* _PROBLEM STATEMENT_: Starting at the line with "Type out the text in this image.", transcribe each line through the final one, both included, and add nothing.

* BEGIN PROVIDED DATA *

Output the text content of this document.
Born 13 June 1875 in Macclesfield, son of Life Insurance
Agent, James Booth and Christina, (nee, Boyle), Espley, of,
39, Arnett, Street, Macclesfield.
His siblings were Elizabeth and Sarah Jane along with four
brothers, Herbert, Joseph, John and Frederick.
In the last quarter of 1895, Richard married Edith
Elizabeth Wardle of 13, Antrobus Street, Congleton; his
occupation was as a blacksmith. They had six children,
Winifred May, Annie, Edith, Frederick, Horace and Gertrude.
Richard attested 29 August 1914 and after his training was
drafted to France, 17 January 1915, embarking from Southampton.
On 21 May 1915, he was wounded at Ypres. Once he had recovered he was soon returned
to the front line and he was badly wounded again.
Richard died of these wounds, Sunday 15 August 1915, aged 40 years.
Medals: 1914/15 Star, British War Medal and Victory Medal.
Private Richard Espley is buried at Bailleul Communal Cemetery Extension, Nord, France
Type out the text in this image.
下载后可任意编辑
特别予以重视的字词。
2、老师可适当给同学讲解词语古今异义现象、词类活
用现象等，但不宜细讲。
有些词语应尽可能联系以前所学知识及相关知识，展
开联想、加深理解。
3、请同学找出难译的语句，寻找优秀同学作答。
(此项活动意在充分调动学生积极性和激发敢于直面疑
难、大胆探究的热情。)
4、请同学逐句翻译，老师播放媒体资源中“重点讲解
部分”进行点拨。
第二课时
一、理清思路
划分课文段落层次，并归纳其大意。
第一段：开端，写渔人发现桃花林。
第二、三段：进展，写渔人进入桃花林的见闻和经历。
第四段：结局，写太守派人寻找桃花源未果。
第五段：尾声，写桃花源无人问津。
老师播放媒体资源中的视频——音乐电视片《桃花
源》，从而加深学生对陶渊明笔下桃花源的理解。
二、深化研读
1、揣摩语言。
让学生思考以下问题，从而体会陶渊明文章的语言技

* END PROVIDED DATA *

* _OUTPUT FOR THIS TASK_:
Type out the text in this image.
下载后可任意编辑
特别予以重视的字词。
2、老师可适当给同学讲解词语古今异义现象、词类活
用现象等，但不宜细讲。
有些词语应尽可能联系以前所学知识及相关知识，展
开联想、加深理解。
3、请同学找出难译的语句，寻找优秀同学作答。
(此项活动意在充分调动学生积极性和激发敢于直面疑
难、大胆探究的热情。)
4、请同学逐句翻译，老师播放媒体资源中“重点讲解
部分”进行点拨。
第二课时
一、理清思路
划分课文段落层次，并归纳其大意。
第一段：开端，写渔人发现桃花林。
第二、三段：进展，写渔人进入桃花林的见闻和经历。
第四段：结局，写太守派人寻找桃花源未果。
第五段：尾声，写桃花源无人问津。
老师播放媒体资源中的视频——音乐电视片《桃花
源》，从而加深学生对陶渊明笔下桃花源的理解。
二、深化研读
1、揣摩语言。
让学生思考以下问题，从而体会陶渊明文章的语言技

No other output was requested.